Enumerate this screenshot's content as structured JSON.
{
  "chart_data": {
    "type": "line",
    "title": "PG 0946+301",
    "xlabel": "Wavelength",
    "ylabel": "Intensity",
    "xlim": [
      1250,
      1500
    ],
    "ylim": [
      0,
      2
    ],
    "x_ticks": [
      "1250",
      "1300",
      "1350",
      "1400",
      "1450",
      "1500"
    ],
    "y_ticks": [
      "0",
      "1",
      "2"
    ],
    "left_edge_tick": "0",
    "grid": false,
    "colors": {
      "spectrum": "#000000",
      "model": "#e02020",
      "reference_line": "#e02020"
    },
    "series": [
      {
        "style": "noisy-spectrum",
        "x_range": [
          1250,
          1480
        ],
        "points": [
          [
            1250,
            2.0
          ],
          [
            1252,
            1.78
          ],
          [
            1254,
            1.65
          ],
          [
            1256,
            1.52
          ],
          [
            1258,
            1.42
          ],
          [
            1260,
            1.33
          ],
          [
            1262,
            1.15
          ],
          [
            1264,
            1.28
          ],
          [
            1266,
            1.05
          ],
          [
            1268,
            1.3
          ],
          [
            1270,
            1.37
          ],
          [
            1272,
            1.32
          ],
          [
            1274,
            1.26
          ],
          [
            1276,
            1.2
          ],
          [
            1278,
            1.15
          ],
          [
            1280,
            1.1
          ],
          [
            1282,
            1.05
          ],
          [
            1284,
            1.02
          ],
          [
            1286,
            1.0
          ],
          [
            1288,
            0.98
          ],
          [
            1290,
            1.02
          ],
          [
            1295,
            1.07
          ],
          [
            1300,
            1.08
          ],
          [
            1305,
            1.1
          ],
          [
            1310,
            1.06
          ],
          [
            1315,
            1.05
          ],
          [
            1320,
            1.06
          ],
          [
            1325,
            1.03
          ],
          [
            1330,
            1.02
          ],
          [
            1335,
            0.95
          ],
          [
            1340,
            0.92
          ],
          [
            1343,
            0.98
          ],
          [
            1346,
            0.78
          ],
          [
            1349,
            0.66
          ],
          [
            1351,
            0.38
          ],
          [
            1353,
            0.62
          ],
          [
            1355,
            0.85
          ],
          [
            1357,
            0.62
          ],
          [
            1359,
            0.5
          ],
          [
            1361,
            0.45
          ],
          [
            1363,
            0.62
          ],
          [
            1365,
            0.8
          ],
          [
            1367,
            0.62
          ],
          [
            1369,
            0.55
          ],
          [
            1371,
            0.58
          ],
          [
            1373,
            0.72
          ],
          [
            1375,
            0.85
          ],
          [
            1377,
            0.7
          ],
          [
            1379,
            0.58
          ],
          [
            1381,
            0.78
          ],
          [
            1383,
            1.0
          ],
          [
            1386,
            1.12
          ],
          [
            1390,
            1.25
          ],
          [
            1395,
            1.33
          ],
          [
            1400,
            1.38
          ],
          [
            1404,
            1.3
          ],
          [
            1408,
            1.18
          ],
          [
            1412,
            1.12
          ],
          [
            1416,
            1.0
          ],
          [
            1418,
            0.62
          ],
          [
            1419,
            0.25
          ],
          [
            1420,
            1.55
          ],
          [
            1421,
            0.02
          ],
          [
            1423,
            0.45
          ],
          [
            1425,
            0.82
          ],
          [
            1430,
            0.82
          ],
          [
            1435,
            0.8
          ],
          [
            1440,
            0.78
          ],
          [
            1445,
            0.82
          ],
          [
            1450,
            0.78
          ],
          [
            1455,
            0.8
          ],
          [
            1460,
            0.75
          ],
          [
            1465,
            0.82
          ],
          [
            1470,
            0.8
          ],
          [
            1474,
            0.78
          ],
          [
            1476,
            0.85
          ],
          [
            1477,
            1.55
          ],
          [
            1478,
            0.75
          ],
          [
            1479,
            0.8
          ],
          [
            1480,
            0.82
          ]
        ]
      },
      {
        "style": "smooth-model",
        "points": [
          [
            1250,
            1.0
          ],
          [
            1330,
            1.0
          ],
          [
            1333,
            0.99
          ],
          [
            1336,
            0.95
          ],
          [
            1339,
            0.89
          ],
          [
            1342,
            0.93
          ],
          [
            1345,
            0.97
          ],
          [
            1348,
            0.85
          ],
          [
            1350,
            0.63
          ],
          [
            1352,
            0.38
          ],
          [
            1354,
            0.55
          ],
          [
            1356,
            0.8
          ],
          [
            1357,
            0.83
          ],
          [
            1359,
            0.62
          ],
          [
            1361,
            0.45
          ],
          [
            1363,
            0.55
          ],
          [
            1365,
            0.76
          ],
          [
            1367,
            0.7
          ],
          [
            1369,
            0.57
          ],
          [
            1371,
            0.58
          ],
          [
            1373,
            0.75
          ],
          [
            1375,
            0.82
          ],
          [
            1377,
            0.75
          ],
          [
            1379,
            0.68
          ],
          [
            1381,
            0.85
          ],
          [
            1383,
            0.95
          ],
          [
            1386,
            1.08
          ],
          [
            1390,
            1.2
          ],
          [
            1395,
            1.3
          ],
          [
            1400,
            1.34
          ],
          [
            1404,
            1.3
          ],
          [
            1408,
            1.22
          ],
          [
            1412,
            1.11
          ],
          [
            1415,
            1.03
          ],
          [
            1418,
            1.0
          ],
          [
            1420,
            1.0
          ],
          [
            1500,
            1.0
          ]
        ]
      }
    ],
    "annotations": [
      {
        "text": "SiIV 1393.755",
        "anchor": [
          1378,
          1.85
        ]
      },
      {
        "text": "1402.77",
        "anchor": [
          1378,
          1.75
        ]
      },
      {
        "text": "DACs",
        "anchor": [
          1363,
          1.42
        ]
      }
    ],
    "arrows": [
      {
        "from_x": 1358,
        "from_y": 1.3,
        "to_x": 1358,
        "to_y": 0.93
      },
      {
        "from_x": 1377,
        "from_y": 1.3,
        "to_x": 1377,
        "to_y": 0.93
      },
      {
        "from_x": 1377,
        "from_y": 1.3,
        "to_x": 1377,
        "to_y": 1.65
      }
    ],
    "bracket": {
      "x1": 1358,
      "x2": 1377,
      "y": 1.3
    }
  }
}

· · · · ·

EXERCISE TASK: Copy all lines from the material that hold "spectrum".

THE COMPLETED TASK:
      "spectrum": "#000000",
        "style": "noisy-spectrum",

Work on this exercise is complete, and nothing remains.